### YOUR GOAL
Search the listing below for the word "with" and copy each line that holds it.

Dataset rows
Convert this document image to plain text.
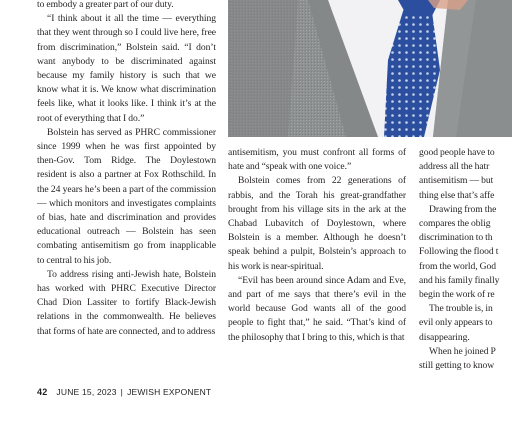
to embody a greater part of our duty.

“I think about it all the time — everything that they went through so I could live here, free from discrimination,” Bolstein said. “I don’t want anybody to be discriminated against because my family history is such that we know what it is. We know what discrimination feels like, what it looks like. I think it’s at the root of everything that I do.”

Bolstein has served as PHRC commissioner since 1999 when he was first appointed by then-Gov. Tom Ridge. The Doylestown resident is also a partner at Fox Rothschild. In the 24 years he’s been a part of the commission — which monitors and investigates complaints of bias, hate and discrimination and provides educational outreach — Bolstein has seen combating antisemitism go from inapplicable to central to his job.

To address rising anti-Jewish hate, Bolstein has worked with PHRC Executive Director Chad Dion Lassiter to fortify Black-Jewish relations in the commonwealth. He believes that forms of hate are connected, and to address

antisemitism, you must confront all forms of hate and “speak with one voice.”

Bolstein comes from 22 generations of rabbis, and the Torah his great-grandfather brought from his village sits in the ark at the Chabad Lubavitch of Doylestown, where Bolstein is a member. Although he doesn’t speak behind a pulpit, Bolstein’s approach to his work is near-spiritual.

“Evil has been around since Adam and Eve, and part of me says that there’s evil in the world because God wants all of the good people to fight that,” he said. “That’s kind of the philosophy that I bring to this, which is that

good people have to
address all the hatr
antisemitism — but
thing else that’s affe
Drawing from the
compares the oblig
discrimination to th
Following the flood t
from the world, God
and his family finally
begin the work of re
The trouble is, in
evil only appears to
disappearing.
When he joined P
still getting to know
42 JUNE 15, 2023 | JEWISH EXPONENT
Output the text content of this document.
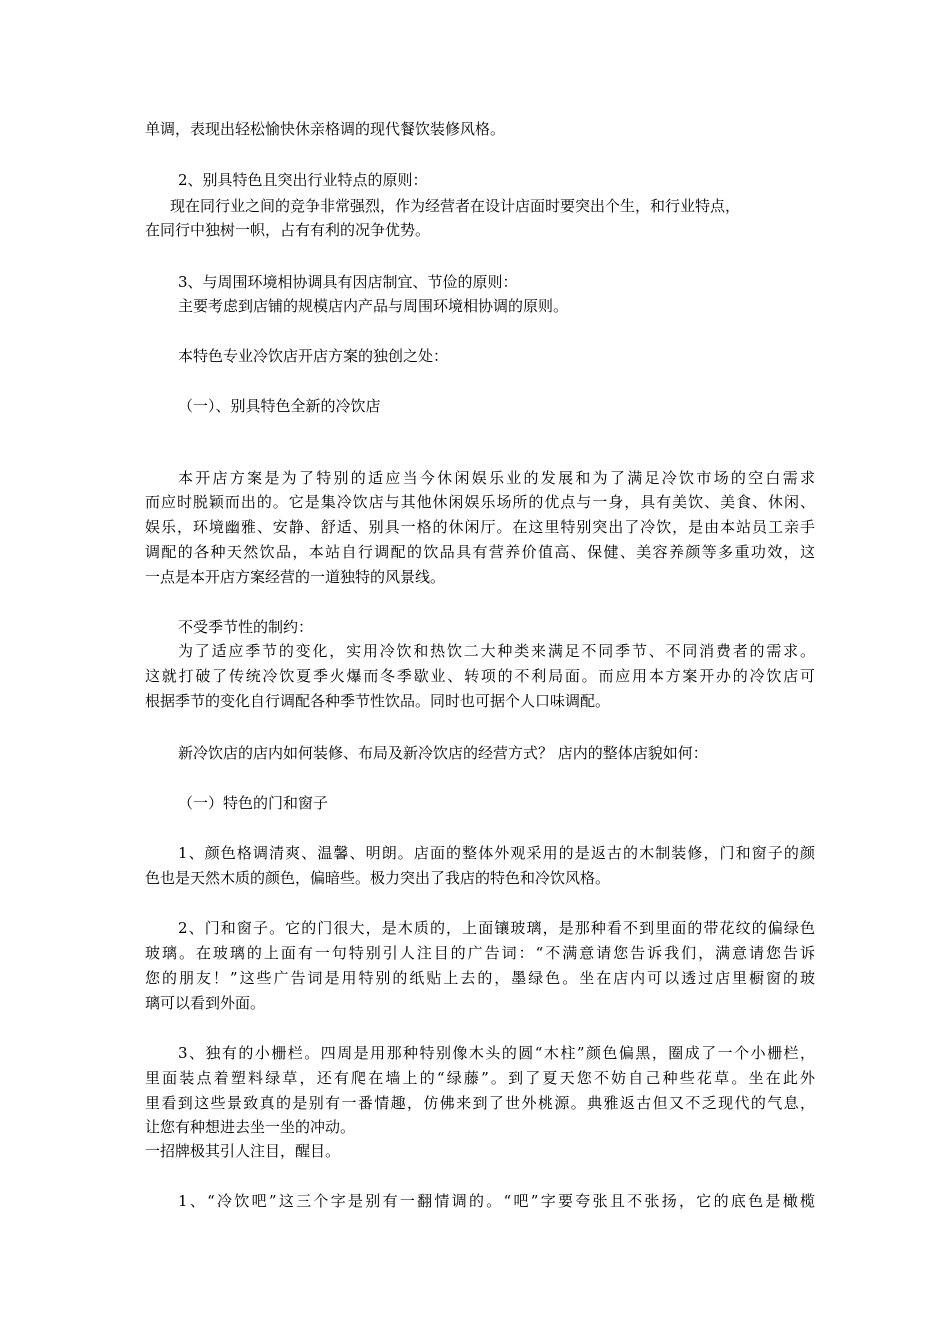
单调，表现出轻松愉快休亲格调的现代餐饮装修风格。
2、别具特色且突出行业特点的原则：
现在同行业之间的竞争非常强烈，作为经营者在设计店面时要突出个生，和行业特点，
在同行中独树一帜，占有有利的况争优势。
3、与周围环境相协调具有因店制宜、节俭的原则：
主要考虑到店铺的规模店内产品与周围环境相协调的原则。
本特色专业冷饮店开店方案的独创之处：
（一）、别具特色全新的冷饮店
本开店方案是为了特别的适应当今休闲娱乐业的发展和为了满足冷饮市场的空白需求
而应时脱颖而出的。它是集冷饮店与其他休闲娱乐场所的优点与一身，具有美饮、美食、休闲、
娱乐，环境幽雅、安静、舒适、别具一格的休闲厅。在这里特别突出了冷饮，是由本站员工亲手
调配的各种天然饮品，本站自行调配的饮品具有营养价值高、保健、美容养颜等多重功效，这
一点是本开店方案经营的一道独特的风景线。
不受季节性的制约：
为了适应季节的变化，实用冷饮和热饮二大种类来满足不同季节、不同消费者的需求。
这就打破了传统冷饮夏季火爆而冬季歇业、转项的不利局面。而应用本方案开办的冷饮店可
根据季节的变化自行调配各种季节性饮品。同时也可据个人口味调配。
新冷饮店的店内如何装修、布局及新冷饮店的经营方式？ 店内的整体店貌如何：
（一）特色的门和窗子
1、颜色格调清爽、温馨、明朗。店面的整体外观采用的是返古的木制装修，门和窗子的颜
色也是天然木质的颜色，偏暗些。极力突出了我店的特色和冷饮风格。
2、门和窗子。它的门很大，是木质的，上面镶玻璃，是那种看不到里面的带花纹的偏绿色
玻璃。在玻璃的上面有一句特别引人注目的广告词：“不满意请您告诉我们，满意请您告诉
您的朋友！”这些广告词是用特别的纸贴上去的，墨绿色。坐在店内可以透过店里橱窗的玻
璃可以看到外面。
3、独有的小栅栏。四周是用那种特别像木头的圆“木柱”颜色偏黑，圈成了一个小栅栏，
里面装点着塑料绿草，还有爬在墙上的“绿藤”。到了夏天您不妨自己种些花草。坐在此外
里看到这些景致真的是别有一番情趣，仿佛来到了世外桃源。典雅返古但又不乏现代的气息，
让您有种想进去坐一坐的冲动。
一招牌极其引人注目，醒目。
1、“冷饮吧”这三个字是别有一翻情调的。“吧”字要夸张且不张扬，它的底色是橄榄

### OUTPUT FOR THIS TASK
To address rising anti-Jewish hate, Bolstein has worked with PHRC Executive Director Chad Dion Lassiter to fortify Black-Jewish relations in the commonwealth. He believes that forms of hate are connected, and to address
antisemitism, you must confront all forms of hate and “speak with one voice.”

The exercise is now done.